* [Dataset]
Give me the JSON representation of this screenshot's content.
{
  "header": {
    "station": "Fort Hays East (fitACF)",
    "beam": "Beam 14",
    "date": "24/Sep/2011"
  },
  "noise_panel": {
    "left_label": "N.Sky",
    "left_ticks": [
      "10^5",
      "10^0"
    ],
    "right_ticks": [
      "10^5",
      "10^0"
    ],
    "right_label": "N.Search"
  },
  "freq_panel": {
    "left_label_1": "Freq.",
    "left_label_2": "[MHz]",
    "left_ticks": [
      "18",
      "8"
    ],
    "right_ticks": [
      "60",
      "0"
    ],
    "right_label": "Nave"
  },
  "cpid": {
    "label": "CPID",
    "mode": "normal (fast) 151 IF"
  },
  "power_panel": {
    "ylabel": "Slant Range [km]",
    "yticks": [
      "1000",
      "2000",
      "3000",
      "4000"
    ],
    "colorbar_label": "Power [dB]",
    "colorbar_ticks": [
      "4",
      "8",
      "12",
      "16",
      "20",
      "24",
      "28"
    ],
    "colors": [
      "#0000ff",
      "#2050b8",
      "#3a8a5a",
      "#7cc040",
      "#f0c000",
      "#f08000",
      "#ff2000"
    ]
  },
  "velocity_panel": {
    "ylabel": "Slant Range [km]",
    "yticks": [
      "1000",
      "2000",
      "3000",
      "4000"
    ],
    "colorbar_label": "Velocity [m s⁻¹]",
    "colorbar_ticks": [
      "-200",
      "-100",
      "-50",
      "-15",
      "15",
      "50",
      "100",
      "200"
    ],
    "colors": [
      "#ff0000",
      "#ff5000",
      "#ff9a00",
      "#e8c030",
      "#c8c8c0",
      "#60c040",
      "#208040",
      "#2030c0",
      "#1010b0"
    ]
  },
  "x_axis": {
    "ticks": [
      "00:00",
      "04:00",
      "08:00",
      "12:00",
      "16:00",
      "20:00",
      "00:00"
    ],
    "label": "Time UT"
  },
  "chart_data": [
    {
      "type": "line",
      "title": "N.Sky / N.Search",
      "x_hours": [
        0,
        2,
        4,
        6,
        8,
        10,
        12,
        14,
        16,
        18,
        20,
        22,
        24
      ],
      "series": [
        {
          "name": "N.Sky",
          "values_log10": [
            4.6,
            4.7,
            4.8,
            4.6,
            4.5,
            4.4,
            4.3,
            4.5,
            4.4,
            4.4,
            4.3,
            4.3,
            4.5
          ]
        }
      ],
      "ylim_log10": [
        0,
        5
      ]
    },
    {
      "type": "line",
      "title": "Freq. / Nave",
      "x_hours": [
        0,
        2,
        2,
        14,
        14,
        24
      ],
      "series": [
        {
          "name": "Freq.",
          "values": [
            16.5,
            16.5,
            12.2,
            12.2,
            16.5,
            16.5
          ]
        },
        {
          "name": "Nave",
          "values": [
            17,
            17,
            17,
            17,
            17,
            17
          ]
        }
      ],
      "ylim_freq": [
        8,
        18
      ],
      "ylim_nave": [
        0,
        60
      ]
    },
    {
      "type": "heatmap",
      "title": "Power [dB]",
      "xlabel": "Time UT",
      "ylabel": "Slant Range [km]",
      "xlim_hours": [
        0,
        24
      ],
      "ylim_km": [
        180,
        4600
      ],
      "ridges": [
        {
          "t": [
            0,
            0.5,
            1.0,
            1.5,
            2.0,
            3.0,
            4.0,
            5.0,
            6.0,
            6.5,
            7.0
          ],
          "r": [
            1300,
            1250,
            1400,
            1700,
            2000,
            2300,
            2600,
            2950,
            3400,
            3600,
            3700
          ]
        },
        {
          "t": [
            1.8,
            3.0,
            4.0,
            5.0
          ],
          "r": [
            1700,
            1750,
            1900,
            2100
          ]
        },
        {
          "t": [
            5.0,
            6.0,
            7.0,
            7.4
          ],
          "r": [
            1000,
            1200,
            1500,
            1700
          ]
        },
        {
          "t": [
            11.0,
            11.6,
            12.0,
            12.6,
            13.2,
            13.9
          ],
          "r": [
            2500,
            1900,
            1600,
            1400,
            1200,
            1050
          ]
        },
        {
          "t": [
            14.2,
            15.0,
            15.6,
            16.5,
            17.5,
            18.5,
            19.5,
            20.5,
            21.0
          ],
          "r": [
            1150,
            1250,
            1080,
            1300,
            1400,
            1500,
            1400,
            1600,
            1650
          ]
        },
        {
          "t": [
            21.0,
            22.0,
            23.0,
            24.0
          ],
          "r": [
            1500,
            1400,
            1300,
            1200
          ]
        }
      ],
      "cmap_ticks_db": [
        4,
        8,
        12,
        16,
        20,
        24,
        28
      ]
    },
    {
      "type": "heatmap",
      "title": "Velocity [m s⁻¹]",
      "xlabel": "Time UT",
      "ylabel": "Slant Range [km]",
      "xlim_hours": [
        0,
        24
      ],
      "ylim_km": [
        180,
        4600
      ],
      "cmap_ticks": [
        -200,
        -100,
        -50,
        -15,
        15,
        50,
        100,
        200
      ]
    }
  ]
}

* [Goal]
Reproduce each line of the material above precisely.

* [Response]
Give me the JSON representation of this screenshot's content.
{
  "header": {
    "station": "Fort Hays East (fitACF)",
    "beam": "Beam 14",
    "date": "24/Sep/2011"
  },
  "noise_panel": {
    "left_label": "N.Sky",
    "left_ticks": [
      "10^5",
      "10^0"
    ],
    "right_ticks": [
      "10^5",
      "10^0"
    ],
    "right_label": "N.Search"
  },
  "freq_panel": {
    "left_label_1": "Freq.",
    "left_label_2": "[MHz]",
    "left_ticks": [
      "18",
      "8"
    ],
    "right_ticks": [
      "60",
      "0"
    ],
    "right_label": "Nave"
  },
  "cpid": {
    "label": "CPID",
    "mode": "normal (fast) 151 IF"
  },
  "power_panel": {
    "ylabel": "Slant Range [km]",
    "yticks": [
      "1000",
      "2000",
      "3000",
      "4000"
    ],
    "colorbar_label": "Power [dB]",
    "colorbar_ticks": [
      "4",
      "8",
      "12",
      "16",
      "20",
      "24",
      "28"
    ],
    "colors": [
      "#0000ff",
      "#2050b8",
      "#3a8a5a",
      "#7cc040",
      "#f0c000",
      "#f08000",
      "#ff2000"
    ]
  },
  "velocity_panel": {
    "ylabel": "Slant Range [km]",
    "yticks": [
      "1000",
      "2000",
      "3000",
      "4000"
    ],
    "colorbar_label": "Velocity [m s⁻¹]",
    "colorbar_ticks": [
      "-200",
      "-100",
      "-50",
      "-15",
      "15",
      "50",
      "100",
      "200"
    ],
    "colors": [
      "#ff0000",
      "#ff5000",
      "#ff9a00",
      "#e8c030",
      "#c8c8c0",
      "#60c040",
      "#208040",
      "#2030c0",
      "#1010b0"
    ]
  },
  "x_axis": {
    "ticks": [
      "00:00",
      "04:00",
      "08:00",
      "12:00",
      "16:00",
      "20:00",
      "00:00"
    ],
    "label": "Time UT"
  },
  "chart_data": [
    {
      "type": "line",
      "title": "N.Sky / N.Search",
      "x_hours": [
        0,
        2,
        4,
        6,
        8,
        10,
        12,
        14,
        16,
        18,
        20,
        22,
        24
      ],
      "series": [
        {
          "name": "N.Sky",
          "values_log10": [
            4.6,
            4.7,
            4.8,
            4.6,
            4.5,
            4.4,
            4.3,
            4.5,
            4.4,
            4.4,
            4.3,
            4.3,
            4.5
          ]
        }
      ],
      "ylim_log10": [
        0,
        5
      ]
    },
    {
      "type": "line",
      "title": "Freq. / Nave",
      "x_hours": [
        0,
        2,
        2,
        14,
        14,
        24
      ],
      "series": [
        {
          "name": "Freq.",
          "values": [
            16.5,
            16.5,
            12.2,
            12.2,
            16.5,
            16.5
          ]
        },
        {
          "name": "Nave",
          "values": [
            17,
            17,
            17,
            17,
            17,
            17
          ]
        }
      ],
      "ylim_freq": [
        8,
        18
      ],
      "ylim_nave": [
        0,
        60
      ]
    },
    {
      "type": "heatmap",
      "title": "Power [dB]",
      "xlabel": "Time UT",
      "ylabel": "Slant Range [km]",
      "xlim_hours": [
        0,
        24
      ],
      "ylim_km": [
        180,
        4600
      ],
      "ridges": [
        {
          "t": [
            0,
            0.5,
            1.0,
            1.5,
            2.0,
            3.0,
            4.0,
            5.0,
            6.0,
            6.5,
            7.0
          ],
          "r": [
            1300,
            1250,
            1400,
            1700,
            2000,
            2300,
            2600,
            2950,
            3400,
            3600,
            3700
          ]
        },
        {
          "t": [
            1.8,
            3.0,
            4.0,
            5.0
          ],
          "r": [
            1700,
            1750,
            1900,
            2100
          ]
        },
        {
          "t": [
            5.0,
            6.0,
            7.0,
            7.4
          ],
          "r": [
            1000,
            1200,
            1500,
            1700
          ]
        },
        {
          "t": [
            11.0,
            11.6,
            12.0,
            12.6,
            13.2,
            13.9
          ],
          "r": [
            2500,
            1900,
            1600,
            1400,
            1200,
            1050
          ]
        },
        {
          "t": [
            14.2,
            15.0,
            15.6,
            16.5,
            17.5,
            18.5,
            19.5,
            20.5,
            21.0
          ],
          "r": [
            1150,
            1250,
            1080,
            1300,
            1400,
            1500,
            1400,
            1600,
            1650
          ]
        },
        {
          "t": [
            21.0,
            22.0,
            23.0,
            24.0
          ],
          "r": [
            1500,
            1400,
            1300,
            1200
          ]
        }
      ],
      "cmap_ticks_db": [
        4,
        8,
        12,
        16,
        20,
        24,
        28
      ]
    },
    {
      "type": "heatmap",
      "title": "Velocity [m s⁻¹]",
      "xlabel": "Time UT",
      "ylabel": "Slant Range [km]",
      "xlim_hours": [
        0,
        24
      ],
      "ylim_km": [
        180,
        4600
      ],
      "cmap_ticks": [
        -200,
        -100,
        -50,
        -15,
        15,
        50,
        100,
        200
      ]
    }
  ]
}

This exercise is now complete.